_AVAILABLE RECORDS_
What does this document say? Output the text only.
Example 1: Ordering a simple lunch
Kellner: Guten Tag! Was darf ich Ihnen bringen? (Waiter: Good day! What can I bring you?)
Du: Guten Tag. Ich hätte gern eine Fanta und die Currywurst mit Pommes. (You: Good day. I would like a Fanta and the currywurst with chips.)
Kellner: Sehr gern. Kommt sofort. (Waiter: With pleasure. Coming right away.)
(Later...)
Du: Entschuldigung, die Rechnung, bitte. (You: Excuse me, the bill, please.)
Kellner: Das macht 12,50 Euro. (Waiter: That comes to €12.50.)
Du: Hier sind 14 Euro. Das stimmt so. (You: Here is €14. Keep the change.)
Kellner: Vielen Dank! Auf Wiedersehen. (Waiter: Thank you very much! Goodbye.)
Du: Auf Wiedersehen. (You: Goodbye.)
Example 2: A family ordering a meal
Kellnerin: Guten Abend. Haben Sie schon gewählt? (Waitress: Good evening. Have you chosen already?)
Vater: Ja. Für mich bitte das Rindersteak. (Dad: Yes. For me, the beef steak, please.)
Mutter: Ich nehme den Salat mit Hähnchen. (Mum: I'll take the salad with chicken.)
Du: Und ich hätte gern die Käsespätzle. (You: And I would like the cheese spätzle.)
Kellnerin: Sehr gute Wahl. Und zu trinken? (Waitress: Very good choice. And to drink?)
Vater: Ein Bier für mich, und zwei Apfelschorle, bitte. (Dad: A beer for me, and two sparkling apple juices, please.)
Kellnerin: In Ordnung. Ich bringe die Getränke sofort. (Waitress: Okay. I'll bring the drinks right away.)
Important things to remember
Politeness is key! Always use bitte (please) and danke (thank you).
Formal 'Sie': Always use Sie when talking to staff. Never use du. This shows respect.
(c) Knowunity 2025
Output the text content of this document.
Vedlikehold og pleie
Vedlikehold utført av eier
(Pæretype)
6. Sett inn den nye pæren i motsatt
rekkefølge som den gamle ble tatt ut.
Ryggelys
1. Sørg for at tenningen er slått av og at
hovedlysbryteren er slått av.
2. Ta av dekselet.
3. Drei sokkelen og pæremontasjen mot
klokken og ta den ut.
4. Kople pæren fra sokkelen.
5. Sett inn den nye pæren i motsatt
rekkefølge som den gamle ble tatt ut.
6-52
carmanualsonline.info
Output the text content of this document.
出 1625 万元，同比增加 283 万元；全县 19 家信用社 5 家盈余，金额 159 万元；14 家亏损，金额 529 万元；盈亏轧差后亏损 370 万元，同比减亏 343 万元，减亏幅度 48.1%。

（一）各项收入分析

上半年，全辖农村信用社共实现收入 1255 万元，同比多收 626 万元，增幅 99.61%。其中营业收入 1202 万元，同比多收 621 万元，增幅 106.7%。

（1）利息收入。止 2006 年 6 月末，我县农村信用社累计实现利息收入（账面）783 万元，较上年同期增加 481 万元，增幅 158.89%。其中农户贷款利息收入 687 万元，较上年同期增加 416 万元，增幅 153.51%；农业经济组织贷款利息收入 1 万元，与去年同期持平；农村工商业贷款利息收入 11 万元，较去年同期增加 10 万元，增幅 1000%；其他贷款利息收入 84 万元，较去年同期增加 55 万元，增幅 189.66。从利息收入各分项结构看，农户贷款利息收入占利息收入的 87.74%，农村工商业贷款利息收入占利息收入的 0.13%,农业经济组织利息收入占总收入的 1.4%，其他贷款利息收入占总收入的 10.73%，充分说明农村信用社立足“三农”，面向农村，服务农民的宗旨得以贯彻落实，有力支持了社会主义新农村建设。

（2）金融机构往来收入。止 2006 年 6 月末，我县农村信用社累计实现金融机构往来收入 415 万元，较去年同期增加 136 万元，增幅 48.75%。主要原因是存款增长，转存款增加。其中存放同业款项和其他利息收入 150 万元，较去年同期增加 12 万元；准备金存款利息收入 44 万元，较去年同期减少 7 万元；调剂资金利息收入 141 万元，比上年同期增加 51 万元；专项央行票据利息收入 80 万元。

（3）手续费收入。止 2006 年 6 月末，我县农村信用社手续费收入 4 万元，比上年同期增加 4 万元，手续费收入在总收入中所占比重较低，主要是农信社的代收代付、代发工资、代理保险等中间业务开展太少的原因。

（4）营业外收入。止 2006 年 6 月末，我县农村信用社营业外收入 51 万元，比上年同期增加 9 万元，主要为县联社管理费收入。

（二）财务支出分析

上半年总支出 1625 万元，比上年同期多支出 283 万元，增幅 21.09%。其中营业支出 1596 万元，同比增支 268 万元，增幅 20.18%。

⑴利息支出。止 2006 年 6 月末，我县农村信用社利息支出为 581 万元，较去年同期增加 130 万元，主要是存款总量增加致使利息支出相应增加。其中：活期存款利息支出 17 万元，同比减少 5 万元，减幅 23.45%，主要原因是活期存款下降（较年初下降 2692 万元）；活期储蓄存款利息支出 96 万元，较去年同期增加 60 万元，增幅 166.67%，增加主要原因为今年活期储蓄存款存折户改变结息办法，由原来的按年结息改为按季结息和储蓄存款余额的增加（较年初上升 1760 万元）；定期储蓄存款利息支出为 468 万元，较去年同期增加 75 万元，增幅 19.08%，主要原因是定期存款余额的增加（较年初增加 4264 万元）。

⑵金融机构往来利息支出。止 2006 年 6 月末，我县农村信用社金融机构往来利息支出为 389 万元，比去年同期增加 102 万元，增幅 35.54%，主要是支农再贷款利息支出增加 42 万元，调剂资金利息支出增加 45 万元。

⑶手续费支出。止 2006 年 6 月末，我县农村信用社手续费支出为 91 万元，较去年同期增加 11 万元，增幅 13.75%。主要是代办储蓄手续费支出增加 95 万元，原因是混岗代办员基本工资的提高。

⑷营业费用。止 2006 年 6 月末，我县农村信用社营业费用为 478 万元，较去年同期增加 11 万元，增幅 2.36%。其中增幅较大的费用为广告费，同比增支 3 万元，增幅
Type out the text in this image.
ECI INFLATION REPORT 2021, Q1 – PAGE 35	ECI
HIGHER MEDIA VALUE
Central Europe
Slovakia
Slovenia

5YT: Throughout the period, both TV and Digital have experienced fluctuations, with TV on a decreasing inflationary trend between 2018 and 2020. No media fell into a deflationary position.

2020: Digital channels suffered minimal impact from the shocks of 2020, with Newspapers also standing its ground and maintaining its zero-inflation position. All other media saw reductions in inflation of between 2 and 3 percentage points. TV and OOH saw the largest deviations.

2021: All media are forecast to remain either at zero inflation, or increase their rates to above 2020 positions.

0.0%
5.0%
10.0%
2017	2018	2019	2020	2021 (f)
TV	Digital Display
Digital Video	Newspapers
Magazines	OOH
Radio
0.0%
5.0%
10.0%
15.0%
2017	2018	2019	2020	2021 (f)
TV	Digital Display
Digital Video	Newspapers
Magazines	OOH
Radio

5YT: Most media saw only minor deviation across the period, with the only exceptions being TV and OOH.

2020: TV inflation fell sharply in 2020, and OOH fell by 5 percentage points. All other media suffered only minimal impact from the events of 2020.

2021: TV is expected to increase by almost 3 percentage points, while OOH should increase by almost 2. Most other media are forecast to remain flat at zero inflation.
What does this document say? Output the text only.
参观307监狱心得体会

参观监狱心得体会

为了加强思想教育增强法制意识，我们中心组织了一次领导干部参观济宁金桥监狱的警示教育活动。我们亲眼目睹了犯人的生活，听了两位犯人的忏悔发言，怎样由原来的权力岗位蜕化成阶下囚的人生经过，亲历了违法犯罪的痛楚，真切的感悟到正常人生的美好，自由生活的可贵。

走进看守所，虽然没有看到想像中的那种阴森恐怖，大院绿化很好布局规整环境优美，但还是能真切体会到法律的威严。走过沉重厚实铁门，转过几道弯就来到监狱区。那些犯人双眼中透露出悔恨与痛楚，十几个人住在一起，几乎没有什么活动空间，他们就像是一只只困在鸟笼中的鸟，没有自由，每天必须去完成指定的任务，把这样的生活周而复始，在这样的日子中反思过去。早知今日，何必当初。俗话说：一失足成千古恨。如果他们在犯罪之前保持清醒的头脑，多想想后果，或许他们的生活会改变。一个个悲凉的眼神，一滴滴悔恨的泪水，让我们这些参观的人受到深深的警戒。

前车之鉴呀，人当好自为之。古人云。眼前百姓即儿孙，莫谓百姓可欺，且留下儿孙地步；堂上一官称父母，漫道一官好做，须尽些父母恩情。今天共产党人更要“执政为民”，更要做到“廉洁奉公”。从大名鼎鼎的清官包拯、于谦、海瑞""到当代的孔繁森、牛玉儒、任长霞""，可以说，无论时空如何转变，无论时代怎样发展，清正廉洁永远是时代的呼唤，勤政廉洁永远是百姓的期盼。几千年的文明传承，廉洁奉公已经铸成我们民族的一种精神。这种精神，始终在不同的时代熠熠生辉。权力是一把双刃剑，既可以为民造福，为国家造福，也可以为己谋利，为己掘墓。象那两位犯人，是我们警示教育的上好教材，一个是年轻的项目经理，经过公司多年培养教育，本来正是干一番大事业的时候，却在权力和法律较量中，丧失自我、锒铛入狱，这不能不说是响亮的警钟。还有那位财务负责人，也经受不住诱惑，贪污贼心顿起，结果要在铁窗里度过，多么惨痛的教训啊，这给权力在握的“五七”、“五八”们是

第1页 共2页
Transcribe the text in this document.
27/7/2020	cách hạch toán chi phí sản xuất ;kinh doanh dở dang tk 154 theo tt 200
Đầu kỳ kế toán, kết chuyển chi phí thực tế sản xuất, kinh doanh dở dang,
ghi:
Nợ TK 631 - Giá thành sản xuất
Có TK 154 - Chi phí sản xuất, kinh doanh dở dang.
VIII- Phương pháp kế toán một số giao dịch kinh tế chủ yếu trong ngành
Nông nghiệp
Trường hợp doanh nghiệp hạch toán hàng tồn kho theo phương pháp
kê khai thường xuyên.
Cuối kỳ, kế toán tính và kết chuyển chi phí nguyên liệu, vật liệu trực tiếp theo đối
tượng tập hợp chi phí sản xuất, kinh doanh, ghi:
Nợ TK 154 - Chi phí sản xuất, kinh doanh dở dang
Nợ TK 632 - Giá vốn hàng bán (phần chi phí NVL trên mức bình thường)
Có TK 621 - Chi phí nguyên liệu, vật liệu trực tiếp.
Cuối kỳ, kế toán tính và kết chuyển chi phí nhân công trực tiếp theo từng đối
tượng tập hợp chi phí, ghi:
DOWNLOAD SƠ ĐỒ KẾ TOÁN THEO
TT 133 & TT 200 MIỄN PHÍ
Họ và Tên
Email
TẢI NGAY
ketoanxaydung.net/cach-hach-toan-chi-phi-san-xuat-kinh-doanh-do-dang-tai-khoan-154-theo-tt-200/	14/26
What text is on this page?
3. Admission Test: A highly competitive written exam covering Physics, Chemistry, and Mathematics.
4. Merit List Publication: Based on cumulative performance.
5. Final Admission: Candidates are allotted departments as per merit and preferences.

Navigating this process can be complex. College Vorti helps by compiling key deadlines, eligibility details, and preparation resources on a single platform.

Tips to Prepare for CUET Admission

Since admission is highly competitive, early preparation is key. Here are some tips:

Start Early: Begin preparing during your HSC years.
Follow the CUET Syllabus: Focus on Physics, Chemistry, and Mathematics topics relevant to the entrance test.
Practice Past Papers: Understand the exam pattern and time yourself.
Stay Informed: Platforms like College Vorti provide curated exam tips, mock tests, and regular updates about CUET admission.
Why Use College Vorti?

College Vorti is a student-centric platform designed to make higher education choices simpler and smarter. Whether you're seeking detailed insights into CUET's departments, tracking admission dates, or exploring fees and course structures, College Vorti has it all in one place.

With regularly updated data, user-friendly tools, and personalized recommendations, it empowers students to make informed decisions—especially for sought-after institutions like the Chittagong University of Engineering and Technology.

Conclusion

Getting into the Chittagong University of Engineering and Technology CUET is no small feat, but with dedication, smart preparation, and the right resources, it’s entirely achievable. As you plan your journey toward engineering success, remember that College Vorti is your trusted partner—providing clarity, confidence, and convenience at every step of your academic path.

_REQUIRED TASK_
Select and copy every line from the records that includes the word "preparation".

_RESULT BELOW_
Navigating this process can be complex. College Vorti helps by compiling key deadlines, eligibility details, and preparation resources on a single platform.
Since admission is highly competitive, early preparation is key. Here are some tips:
Getting into the Chittagong University of Engineering and Technology CUET is no small feat, but with dedication, smart preparation, and the right resources, it’s entirely achievable. As you plan your journey toward engineering success, remember that College Vorti is your trusted partner—providing clarity, confidence, and convenience at every step of your academic path.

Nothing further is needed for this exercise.